- _GIVEN ENTRIES_:
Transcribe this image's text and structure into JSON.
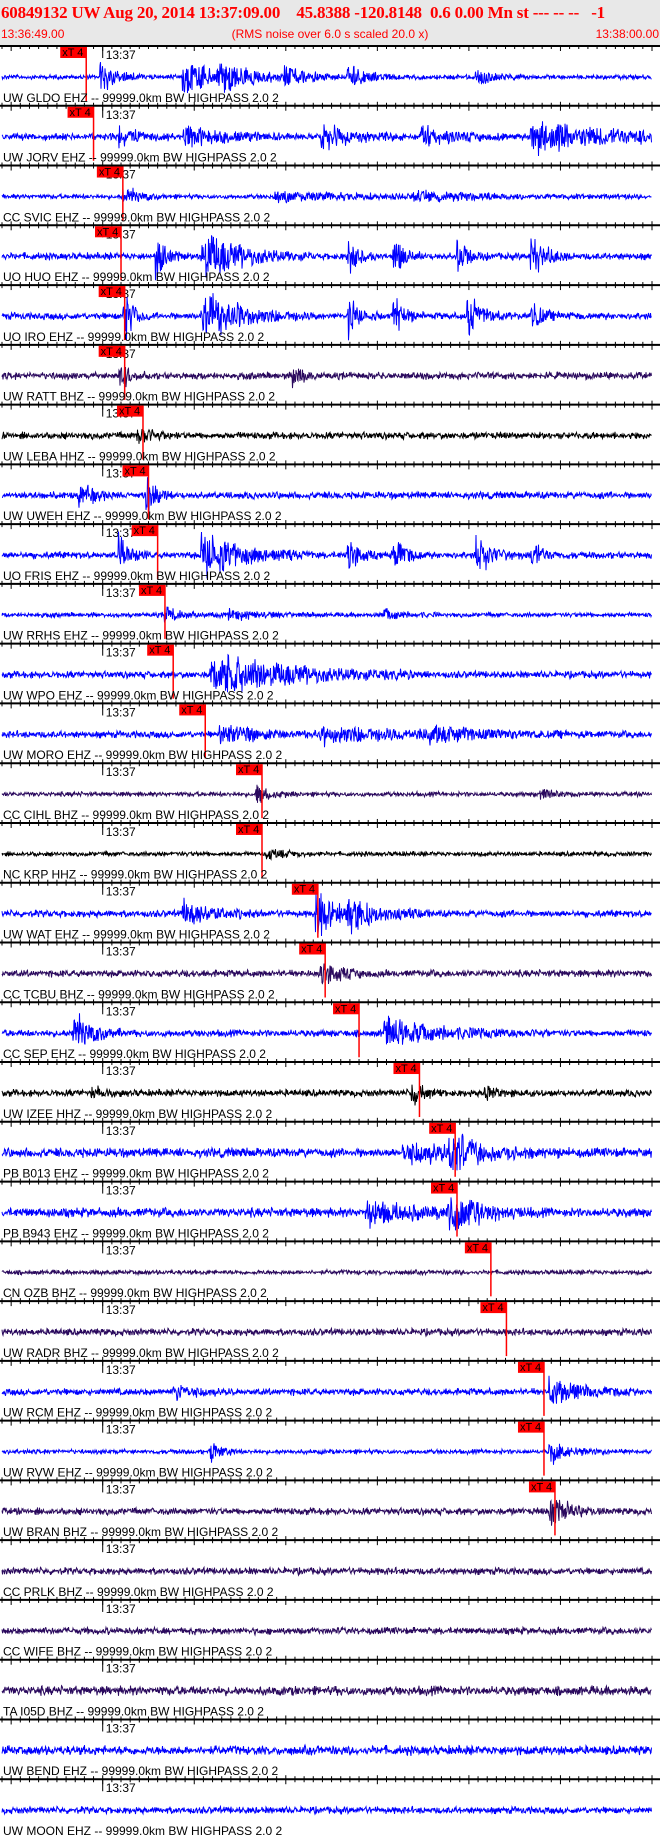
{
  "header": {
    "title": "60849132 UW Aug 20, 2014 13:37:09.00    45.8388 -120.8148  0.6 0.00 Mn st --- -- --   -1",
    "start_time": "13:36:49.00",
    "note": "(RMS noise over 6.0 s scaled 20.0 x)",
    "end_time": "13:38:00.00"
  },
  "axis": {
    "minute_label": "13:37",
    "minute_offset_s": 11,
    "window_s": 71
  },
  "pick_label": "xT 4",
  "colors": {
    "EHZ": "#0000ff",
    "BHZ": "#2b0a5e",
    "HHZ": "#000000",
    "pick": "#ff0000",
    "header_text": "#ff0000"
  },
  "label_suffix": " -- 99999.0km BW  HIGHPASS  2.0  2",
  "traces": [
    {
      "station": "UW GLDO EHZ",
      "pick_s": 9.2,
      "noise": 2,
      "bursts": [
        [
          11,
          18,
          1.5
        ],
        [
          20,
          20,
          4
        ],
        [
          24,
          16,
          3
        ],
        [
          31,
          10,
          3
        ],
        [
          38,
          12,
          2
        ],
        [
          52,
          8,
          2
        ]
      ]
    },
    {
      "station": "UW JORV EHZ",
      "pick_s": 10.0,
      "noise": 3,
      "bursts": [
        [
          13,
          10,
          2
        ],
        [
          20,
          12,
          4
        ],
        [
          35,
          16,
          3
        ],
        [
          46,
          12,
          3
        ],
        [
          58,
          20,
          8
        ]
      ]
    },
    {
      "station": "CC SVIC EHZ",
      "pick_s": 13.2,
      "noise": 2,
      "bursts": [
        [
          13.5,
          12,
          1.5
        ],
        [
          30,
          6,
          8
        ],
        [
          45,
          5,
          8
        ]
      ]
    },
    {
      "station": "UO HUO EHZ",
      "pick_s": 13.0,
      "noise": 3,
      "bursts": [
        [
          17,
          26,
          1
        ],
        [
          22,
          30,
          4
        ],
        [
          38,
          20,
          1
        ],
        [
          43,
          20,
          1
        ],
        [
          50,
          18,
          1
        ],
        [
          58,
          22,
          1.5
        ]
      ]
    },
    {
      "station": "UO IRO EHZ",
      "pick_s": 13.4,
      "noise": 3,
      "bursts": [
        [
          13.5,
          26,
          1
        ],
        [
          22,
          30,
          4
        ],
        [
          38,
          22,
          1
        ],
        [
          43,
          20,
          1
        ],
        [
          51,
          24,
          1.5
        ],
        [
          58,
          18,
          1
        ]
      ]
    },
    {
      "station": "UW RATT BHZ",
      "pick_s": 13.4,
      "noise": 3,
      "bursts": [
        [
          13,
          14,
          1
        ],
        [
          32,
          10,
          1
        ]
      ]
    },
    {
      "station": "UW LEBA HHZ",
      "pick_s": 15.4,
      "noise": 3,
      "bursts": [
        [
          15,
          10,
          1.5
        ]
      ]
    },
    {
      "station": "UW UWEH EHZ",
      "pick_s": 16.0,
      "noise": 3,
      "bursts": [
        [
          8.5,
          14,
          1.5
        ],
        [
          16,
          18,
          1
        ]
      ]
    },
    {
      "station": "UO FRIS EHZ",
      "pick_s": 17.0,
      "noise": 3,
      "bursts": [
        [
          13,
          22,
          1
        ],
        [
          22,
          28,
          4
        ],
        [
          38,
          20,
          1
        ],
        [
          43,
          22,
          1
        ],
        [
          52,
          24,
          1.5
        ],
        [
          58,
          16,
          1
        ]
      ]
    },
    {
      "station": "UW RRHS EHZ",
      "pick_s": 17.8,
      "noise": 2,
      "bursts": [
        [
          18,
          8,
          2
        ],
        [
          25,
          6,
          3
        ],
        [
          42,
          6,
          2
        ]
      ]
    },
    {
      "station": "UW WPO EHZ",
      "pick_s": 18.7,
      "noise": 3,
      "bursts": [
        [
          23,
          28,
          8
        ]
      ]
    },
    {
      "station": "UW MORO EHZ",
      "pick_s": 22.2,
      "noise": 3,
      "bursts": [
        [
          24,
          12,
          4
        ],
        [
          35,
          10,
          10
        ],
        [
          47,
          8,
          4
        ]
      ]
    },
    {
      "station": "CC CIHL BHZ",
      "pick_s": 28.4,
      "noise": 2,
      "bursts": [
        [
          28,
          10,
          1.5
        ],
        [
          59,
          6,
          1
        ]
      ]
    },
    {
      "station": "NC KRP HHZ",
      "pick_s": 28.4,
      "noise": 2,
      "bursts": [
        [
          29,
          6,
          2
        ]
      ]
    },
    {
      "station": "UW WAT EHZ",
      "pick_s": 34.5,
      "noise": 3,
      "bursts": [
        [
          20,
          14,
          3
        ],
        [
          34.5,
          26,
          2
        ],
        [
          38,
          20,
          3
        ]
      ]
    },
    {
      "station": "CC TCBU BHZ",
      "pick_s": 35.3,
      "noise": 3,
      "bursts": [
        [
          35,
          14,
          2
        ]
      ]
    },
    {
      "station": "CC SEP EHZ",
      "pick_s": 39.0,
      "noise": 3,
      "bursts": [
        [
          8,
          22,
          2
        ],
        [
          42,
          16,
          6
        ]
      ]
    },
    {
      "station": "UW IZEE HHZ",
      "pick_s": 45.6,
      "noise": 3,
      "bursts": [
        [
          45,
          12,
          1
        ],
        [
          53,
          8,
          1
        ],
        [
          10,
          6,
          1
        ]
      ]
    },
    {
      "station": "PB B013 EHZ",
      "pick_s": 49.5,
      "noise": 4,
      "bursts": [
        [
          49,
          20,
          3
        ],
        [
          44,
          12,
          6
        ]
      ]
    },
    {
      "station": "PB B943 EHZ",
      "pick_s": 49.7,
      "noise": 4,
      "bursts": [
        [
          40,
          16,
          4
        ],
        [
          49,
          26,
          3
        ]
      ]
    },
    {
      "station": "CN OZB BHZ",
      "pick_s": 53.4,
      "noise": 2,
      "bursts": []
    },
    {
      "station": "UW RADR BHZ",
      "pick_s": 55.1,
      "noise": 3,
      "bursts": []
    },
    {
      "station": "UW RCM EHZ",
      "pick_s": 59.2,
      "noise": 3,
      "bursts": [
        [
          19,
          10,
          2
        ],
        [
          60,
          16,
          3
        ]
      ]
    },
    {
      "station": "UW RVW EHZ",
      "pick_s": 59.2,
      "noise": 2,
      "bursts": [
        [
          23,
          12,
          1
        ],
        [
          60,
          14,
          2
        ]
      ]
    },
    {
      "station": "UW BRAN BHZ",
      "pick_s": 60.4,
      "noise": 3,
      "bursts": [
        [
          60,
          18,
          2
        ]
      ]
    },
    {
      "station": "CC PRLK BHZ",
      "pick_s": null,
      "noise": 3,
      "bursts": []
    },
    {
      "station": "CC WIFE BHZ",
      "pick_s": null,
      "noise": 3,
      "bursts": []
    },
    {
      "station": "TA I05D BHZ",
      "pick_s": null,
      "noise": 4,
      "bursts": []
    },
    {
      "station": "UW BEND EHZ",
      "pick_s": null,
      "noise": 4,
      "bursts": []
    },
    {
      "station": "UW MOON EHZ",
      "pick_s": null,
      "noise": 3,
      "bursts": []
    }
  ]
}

...

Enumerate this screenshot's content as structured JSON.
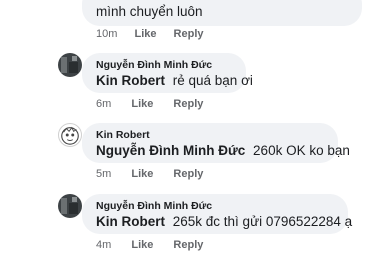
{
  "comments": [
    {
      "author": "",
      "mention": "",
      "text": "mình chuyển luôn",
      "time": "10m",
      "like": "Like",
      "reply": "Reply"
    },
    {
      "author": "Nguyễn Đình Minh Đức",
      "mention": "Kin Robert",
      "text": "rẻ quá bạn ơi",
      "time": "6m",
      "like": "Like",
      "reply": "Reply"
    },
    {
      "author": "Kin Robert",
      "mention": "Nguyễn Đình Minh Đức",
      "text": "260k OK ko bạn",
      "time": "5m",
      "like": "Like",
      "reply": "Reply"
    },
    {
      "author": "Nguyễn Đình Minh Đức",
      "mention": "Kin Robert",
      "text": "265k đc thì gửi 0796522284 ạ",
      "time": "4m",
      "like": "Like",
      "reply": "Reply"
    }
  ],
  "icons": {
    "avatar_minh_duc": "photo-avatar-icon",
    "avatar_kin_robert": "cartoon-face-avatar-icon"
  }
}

* * *

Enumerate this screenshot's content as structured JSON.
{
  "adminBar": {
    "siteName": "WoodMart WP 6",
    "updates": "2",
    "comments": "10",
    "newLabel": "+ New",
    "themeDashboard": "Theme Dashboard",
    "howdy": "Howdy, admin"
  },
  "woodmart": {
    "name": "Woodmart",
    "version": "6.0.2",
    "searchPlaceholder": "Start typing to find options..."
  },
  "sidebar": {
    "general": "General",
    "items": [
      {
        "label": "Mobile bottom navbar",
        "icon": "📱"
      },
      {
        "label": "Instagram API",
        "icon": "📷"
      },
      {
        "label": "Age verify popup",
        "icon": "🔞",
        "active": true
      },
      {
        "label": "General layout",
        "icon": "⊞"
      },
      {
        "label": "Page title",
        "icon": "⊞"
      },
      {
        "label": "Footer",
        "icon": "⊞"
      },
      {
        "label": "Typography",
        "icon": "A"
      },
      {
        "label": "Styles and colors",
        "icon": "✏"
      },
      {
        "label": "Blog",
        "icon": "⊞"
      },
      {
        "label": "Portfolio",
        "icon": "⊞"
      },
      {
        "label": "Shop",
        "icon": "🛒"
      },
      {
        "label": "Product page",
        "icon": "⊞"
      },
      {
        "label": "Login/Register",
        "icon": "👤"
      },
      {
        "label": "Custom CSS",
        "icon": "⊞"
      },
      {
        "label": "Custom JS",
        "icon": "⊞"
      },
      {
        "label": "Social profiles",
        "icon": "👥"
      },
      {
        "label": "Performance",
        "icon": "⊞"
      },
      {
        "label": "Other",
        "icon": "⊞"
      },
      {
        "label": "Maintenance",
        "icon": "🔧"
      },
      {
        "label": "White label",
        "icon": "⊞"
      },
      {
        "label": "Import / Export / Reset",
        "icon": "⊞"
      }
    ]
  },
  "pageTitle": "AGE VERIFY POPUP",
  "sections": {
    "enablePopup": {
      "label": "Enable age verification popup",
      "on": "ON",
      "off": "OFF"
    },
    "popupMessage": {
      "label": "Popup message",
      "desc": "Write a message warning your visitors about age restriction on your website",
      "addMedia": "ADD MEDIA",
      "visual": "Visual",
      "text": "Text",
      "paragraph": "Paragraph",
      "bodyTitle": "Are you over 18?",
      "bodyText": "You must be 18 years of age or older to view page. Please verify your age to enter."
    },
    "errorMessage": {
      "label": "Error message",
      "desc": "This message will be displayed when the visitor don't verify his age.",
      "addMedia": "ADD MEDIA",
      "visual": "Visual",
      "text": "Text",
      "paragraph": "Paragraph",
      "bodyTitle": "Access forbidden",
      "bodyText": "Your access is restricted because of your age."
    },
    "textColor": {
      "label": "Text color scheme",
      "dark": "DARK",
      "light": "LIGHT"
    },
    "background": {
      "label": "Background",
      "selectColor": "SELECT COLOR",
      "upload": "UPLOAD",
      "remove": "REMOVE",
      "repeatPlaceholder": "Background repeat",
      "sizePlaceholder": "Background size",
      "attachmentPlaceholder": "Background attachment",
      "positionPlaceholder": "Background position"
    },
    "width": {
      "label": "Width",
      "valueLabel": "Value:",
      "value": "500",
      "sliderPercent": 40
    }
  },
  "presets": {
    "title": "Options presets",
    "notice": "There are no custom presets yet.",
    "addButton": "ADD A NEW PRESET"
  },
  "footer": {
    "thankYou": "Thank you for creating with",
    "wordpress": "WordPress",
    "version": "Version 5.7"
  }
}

- _WHAT THIS TASK INVOLVES_:
Every line that holds the word "mention" should be extracted.

- _WORKED ANSWER_:
      "mention": "",
      "mention": "Kin Robert",
      "mention": "Nguyễn Đình Minh Đức",
      "mention": "Kin Robert",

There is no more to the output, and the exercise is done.